━━━ Data to use ━━━

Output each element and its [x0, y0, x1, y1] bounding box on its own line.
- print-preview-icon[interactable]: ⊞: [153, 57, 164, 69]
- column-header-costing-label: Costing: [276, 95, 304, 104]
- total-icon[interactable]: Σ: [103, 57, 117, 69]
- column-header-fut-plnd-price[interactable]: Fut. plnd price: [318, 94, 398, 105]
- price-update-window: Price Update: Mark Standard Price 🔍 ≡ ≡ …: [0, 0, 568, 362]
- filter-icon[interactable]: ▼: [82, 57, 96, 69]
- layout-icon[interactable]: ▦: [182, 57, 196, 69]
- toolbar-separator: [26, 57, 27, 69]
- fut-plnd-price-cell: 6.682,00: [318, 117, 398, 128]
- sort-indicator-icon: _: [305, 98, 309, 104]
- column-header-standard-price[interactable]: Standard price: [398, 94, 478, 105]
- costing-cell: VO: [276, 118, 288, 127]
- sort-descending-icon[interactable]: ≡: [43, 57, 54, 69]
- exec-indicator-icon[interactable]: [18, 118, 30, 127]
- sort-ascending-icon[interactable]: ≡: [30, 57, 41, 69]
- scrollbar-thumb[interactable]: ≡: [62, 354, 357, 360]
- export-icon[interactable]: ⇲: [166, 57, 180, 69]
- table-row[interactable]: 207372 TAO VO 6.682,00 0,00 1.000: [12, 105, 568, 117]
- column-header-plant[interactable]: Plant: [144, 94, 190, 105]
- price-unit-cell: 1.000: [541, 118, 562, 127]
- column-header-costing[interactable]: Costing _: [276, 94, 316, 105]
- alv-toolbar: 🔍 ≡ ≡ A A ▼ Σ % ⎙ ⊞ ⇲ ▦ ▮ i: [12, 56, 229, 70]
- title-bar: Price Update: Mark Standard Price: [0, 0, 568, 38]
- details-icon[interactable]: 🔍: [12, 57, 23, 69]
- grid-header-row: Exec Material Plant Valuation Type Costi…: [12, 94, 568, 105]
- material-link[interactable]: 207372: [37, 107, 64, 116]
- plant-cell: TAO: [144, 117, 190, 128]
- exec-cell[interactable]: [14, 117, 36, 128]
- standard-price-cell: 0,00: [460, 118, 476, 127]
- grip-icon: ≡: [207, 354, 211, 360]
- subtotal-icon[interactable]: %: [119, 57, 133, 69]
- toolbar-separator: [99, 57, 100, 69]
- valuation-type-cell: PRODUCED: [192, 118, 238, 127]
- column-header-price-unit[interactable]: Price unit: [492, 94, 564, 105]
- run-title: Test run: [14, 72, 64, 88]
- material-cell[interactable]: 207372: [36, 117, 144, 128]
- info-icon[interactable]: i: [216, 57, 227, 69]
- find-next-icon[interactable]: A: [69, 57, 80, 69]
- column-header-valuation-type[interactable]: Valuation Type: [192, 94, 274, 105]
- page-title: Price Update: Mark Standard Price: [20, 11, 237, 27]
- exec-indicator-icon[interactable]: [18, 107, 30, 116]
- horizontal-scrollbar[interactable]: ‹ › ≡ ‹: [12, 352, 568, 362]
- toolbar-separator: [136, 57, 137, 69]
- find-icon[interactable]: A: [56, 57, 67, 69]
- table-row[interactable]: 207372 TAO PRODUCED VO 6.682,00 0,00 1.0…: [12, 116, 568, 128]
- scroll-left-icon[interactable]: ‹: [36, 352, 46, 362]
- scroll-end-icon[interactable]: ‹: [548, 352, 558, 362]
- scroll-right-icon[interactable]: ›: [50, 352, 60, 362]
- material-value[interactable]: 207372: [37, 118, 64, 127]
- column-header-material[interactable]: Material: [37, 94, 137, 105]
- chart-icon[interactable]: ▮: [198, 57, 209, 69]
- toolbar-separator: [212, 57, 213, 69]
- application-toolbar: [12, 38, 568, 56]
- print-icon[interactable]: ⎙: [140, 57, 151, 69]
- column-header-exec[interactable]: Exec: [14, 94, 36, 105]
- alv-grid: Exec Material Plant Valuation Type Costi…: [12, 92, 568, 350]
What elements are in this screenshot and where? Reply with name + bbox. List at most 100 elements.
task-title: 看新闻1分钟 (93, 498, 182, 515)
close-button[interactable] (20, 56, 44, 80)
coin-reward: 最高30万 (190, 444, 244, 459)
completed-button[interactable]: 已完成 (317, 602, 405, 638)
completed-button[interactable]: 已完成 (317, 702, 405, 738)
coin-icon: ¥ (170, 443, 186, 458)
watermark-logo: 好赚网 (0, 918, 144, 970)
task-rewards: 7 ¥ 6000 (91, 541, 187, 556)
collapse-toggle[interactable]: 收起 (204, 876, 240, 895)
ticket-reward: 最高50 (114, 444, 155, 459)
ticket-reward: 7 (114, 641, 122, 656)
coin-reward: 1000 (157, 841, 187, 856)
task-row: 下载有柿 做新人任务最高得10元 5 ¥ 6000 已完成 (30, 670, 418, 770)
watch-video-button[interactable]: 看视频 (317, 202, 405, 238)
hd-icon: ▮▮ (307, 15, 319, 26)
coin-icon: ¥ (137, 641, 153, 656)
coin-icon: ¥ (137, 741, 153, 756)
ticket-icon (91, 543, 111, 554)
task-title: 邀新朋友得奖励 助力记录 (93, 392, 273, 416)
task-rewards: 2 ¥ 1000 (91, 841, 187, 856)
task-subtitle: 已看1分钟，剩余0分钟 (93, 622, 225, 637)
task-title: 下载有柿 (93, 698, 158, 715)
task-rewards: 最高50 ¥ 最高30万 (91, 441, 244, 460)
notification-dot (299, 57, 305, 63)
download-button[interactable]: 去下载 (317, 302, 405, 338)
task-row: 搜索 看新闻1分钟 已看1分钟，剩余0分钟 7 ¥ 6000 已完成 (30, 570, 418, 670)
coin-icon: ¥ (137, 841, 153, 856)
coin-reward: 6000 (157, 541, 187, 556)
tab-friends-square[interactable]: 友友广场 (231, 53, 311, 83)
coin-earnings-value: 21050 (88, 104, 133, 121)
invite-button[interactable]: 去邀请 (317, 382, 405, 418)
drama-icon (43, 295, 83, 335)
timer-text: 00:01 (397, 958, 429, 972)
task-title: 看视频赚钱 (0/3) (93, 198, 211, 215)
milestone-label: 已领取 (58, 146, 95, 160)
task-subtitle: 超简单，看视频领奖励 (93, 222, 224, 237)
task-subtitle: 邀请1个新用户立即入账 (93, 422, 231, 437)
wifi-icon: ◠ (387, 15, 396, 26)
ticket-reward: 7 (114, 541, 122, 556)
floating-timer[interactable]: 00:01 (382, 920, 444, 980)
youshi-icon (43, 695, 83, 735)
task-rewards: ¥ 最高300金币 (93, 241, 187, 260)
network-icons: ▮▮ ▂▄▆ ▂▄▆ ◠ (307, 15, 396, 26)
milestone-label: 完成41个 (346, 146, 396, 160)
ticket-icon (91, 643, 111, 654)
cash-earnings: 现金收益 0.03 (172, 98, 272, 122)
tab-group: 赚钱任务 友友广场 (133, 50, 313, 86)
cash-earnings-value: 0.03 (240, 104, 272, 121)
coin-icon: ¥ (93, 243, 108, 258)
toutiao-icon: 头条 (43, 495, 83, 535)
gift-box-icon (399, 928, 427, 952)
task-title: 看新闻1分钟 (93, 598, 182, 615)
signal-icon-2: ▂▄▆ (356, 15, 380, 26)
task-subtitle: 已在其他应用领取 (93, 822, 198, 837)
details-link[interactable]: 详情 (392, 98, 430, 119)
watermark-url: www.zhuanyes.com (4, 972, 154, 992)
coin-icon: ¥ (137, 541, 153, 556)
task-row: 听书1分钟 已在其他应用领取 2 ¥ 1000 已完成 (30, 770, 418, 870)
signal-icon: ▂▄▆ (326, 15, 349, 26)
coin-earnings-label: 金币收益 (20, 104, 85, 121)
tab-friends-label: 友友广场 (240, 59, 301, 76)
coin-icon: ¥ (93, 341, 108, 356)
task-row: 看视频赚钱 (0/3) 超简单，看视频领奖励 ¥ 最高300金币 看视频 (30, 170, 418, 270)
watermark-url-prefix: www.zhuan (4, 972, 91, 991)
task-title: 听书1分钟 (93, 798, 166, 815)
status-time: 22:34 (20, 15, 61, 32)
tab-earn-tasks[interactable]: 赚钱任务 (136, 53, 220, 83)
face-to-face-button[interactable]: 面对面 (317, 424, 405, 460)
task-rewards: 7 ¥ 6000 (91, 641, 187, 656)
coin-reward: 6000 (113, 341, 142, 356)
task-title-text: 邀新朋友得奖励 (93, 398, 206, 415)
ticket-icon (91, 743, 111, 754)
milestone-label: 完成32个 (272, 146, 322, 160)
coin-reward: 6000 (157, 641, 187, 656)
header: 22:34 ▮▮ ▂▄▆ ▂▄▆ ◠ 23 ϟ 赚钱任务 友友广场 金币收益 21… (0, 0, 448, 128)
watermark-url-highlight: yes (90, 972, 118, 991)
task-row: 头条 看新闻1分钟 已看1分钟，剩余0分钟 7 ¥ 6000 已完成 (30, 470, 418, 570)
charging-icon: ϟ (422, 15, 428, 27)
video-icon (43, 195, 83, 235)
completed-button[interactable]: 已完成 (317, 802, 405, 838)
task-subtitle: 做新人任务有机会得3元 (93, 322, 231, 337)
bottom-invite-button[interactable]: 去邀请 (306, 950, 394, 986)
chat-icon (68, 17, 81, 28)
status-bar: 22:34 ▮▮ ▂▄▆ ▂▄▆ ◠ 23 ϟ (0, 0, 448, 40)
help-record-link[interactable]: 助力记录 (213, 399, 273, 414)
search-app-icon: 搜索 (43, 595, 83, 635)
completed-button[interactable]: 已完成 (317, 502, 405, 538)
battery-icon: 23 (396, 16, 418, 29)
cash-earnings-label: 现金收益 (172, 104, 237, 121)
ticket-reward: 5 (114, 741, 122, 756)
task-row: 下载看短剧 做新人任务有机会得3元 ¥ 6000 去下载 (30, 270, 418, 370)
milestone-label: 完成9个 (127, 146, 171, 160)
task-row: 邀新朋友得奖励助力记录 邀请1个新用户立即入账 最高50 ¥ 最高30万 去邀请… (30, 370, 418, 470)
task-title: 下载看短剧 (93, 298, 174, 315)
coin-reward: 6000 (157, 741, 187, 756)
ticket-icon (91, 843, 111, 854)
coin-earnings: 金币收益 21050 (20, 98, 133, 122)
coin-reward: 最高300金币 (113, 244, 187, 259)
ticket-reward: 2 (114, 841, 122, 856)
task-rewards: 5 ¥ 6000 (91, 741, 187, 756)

━━━

**Problem to solve:**
Return the lines of the data from the beginning up to and including the line that contains "- scrollbar-thumb[interactable]: ≡: [62, 354, 357, 360]", reproducing each one unchanged.

**Result below:**
Output each element and its [x0, y0, x1, y1] bounding box on its own line.
- print-preview-icon[interactable]: ⊞: [153, 57, 164, 69]
- column-header-costing-label: Costing: [276, 95, 304, 104]
- total-icon[interactable]: Σ: [103, 57, 117, 69]
- column-header-fut-plnd-price[interactable]: Fut. plnd price: [318, 94, 398, 105]
- price-update-window: Price Update: Mark Standard Price 🔍 ≡ ≡ …: [0, 0, 568, 362]
- filter-icon[interactable]: ▼: [82, 57, 96, 69]
- layout-icon[interactable]: ▦: [182, 57, 196, 69]
- toolbar-separator: [26, 57, 27, 69]
- fut-plnd-price-cell: 6.682,00: [318, 117, 398, 128]
- sort-indicator-icon: _: [305, 98, 309, 104]
- column-header-standard-price[interactable]: Standard price: [398, 94, 478, 105]
- costing-cell: VO: [276, 118, 288, 127]
- sort-descending-icon[interactable]: ≡: [43, 57, 54, 69]
- exec-indicator-icon[interactable]: [18, 118, 30, 127]
- sort-ascending-icon[interactable]: ≡: [30, 57, 41, 69]
- scrollbar-thumb[interactable]: ≡: [62, 354, 357, 360]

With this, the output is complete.